DO THIS: Output the material below in its entirety, exactly as given.

INPUT FOR THIS TASK start

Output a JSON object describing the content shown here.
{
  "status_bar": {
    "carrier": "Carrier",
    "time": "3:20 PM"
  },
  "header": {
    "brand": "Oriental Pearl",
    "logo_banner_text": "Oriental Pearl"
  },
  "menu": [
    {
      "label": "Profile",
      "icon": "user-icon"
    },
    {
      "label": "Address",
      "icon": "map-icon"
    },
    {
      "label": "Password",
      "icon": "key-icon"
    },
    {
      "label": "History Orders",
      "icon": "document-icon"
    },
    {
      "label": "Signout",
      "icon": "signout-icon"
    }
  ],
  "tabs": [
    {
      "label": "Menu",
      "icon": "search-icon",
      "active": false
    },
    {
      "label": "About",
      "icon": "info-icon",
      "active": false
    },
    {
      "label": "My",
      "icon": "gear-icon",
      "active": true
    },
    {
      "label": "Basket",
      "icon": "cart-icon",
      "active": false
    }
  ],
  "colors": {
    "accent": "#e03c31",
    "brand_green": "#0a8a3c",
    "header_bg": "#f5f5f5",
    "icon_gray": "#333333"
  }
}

INPUT FOR THIS TASK end

EXERCISE ANSWER:
Output a JSON object describing the content shown here.
{
  "status_bar": {
    "carrier": "Carrier",
    "time": "3:20 PM"
  },
  "header": {
    "brand": "Oriental Pearl",
    "logo_banner_text": "Oriental Pearl"
  },
  "menu": [
    {
      "label": "Profile",
      "icon": "user-icon"
    },
    {
      "label": "Address",
      "icon": "map-icon"
    },
    {
      "label": "Password",
      "icon": "key-icon"
    },
    {
      "label": "History Orders",
      "icon": "document-icon"
    },
    {
      "label": "Signout",
      "icon": "signout-icon"
    }
  ],
  "tabs": [
    {
      "label": "Menu",
      "icon": "search-icon",
      "active": false
    },
    {
      "label": "About",
      "icon": "info-icon",
      "active": false
    },
    {
      "label": "My",
      "icon": "gear-icon",
      "active": true
    },
    {
      "label": "Basket",
      "icon": "cart-icon",
      "active": false
    }
  ],
  "colors": {
    "accent": "#e03c31",
    "brand_green": "#0a8a3c",
    "header_bg": "#f5f5f5",
    "icon_gray": "#333333"
  }
}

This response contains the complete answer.